- Exercise task
Please copy every line of the records below that holds the word "this".

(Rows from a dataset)
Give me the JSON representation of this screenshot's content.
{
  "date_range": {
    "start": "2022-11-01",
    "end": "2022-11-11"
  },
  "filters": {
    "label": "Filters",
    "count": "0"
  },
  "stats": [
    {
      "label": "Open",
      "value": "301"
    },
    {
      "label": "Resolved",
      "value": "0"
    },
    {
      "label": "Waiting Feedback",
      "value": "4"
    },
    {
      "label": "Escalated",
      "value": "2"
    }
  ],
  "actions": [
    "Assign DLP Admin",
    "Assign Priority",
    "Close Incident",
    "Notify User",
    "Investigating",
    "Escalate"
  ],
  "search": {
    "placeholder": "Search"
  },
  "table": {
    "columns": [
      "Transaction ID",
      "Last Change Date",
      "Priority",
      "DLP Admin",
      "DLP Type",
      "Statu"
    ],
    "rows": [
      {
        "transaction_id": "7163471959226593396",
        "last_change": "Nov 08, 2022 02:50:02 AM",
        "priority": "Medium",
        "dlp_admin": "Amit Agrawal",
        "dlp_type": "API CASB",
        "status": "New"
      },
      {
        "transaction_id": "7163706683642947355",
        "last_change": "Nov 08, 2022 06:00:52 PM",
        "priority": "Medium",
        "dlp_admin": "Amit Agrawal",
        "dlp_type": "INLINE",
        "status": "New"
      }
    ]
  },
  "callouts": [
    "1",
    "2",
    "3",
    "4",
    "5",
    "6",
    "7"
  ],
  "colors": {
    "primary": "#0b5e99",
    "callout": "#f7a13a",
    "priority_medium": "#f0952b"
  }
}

---

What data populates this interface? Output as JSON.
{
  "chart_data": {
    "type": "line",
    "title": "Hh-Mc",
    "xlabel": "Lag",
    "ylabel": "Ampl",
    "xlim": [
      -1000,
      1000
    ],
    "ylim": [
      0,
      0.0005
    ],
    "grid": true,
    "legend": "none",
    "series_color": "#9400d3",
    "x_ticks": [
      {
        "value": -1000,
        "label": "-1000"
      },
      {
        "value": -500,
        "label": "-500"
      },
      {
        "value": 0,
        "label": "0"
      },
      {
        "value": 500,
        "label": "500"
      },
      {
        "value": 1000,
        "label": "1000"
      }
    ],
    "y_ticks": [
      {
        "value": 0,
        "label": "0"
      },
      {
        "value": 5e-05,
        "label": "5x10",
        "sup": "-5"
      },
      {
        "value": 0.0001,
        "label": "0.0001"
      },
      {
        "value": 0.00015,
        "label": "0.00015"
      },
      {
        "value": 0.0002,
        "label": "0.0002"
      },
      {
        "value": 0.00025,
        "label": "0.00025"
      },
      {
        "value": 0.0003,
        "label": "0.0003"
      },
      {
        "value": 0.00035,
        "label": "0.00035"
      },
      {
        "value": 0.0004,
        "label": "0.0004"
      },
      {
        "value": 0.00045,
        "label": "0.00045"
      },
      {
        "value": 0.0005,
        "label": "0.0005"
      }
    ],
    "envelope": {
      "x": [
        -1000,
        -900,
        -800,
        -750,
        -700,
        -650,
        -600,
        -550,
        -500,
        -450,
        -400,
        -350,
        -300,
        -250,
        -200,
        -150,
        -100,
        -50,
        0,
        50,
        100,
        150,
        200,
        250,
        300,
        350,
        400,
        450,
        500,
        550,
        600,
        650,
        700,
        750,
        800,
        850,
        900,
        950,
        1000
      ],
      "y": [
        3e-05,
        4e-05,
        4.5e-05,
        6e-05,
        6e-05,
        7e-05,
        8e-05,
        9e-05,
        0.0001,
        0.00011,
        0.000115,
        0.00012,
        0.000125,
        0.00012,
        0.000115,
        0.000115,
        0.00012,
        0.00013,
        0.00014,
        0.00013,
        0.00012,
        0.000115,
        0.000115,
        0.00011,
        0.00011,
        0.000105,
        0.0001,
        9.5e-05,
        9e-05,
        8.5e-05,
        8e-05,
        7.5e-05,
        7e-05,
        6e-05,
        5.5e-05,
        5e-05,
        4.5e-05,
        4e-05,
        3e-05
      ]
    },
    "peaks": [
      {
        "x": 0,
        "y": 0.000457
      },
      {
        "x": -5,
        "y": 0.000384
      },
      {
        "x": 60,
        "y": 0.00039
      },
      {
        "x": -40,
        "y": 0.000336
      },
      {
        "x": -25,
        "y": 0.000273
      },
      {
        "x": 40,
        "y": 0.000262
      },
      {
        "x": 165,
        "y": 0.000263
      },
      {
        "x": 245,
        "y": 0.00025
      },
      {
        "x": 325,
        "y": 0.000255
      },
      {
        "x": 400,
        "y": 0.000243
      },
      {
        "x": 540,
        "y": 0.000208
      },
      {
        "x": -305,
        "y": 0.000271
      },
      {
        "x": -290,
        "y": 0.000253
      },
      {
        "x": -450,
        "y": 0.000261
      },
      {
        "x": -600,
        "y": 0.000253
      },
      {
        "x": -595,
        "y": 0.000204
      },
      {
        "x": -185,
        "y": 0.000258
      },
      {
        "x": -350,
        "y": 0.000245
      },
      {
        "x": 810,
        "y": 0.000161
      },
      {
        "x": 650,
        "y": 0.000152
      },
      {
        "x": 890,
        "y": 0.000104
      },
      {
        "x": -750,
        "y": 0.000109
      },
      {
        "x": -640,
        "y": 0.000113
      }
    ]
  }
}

- Task result
Give me the JSON representation of this screenshot's content.
What data populates this interface? Output as JSON.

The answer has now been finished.